* Estratto del testo:
::::::::

Sezze, sabato 12 gennaio 2008  -  ore 21,00                                           Auditorium Mario Costa

L’Auditorium Mario Costa ha ospitato il sesto "Tributo a Fabrizio De André".  La manifestazione, dedicata al cantautore genovese scomparso l’undici gennaio del 1999, è stata ideata da Franco Abbenda e organizzata dal Circolo Culturale Setina Civitas. Anche quest'anno il tributo ha ottenuto il patrocinio della Fondazione Fabrizio De André e quello del Comune di Sezze.

"Al vostro posto non ci so stare"

È questo il titolo della sesta edizione del tributo, composto da quattordici canzoni cantate da artisti e giovani appassionati locali, precedute da poesie e racconti scritti sui temi delle canzoni.

canzoni eseguite  @ Nella mia ora di libertà @ La guerra di Piero @  Il testamento di Tito @

La canzone dell'amore perduto @ Andrea @ Il gorilla @ Il pescatore @ Khorakhanè @

Sally @ Fiume Sand Creek @ La città vecchia @ Inverno @ Amore che vieni amore che vai @ Amico fragile @  

esecutori @ Franco Abbenda @ Vincenzo Faustinella, Manlio Meloni, Marco Iacobucci @ Claudia Abbenda, Marco Abbenda, Salvatore La Penna @ Roberto Cardinali, Oscar Di Raimo, Riccardo Colabattista, Claudia Loddo @ Annamaria Giorgi, Mauro D'Addia, Michele Lombardi @ Roberto Caetani, Fabio Morosillo, Matteo Spirito @ Alessandra Paletta, Carlo Marchionne @ 

lettori @ Piero Lauri @ Amedeo Rossi @ Carlo Marchionne @ Jeph Anelli @ Marisa Cappelli @ Felicetta Eianti @ Franco Abbenda @ Mariarita Marchetti @

fonico Armando Di Lenola @ luci Fabio Di Lenola @ video Pietro Paletta @ grafico Marco Abbenda

"...e cento e cento amici trovò" GRAZIE A TUTTI

clip video di Pietro Paletta

Canzoni nel cuore, parole d’autore

17 dicembre 2007,  di Franco Abbenda

Sono molte le canzoni che abbiamo nel cuore.

Stanno lì e ci piace riascoltarle.

Di qualcuna ricordiamo appena le parole del ritornello.

Di altre conosciamo ogni variazione melodica o tutte le differenti versioni.

Ce ne sono di quelle che ci ricordano l’infanzia.

Altre ci riportano inevitabilmente ad un episodio particolare della nostra gioventù o ad un importante avvenimento di cronaca del tempo.

Molte di loro ci fanno ripensare agli amici con i quali le abbiamo ascoltate mille volte o ai nostri genitori che non riuscivano a spiegarsi il nostro instancabile impegno nell’ascolto.

::::::::

* Informazioni estratte:

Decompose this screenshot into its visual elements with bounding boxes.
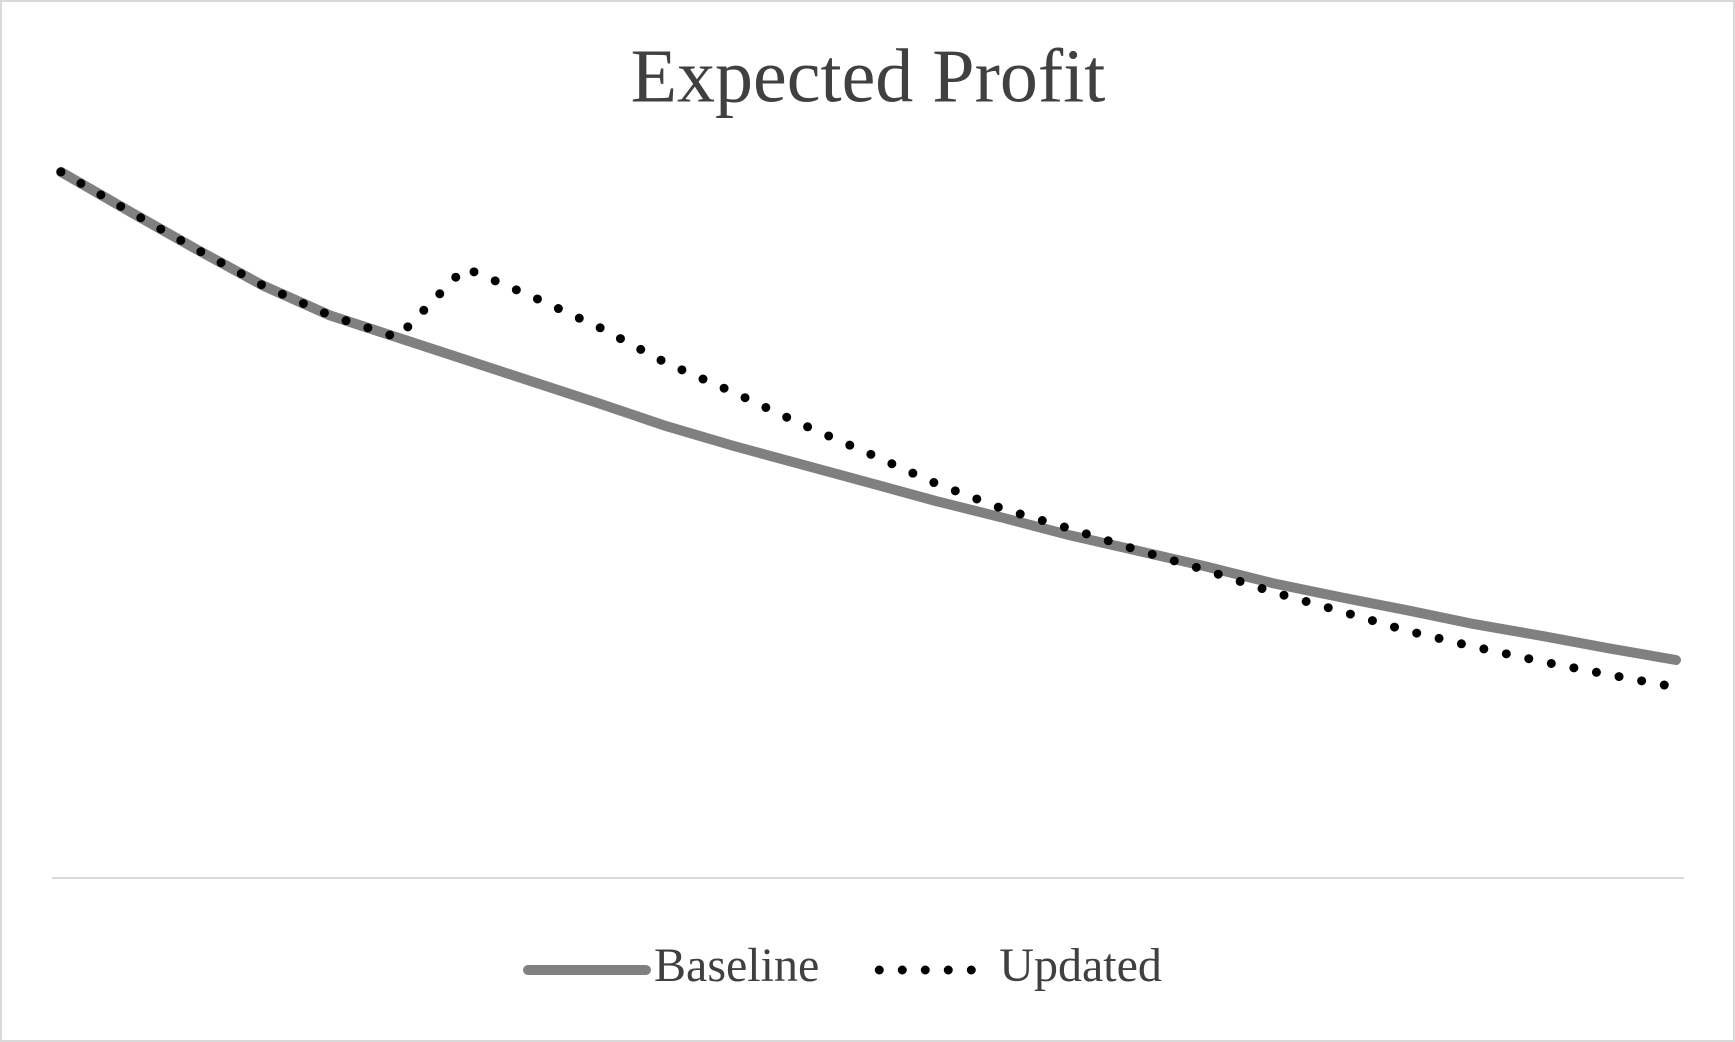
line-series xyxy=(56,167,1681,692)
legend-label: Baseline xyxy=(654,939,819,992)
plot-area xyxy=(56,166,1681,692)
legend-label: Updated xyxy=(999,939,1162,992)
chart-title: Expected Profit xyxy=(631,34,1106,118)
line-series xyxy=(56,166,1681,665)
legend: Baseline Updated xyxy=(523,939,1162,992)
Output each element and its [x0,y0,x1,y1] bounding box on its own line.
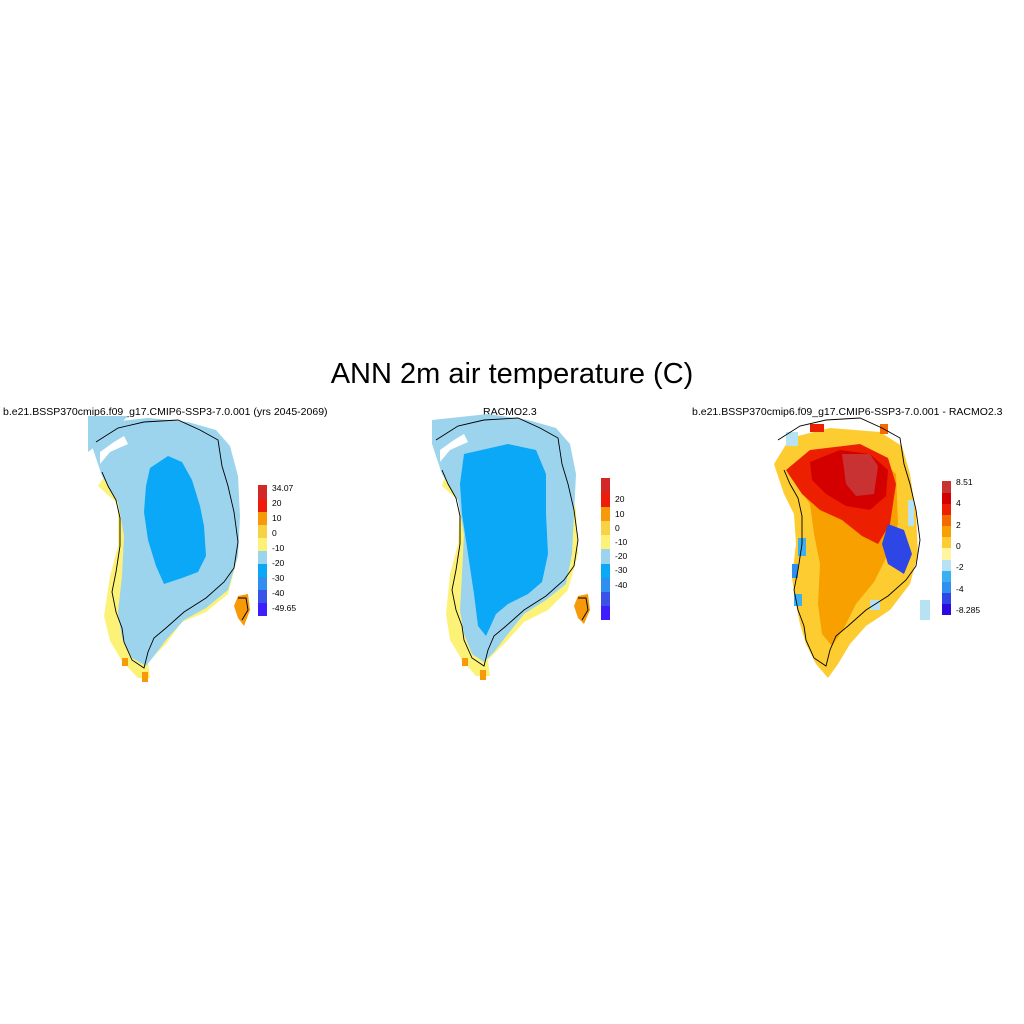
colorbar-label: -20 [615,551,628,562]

::::::::

* Cosa fare:
Nel testo sul tributo a Fabrizio De André, perché molte canzoni fanno ripensare agli amici e ai genitori? Rispondi in una, due o tre frasi. Le righe sono materiale a parte, distinto dal testo.

* Problema risolto:
Fanno ripensare agli amici perché con loro quelle canzoni sono state ascoltate mille volte. Fanno ripensare ai genitori perché non riuscivano a spiegarsi l'instancabile impegno nell'ascolto.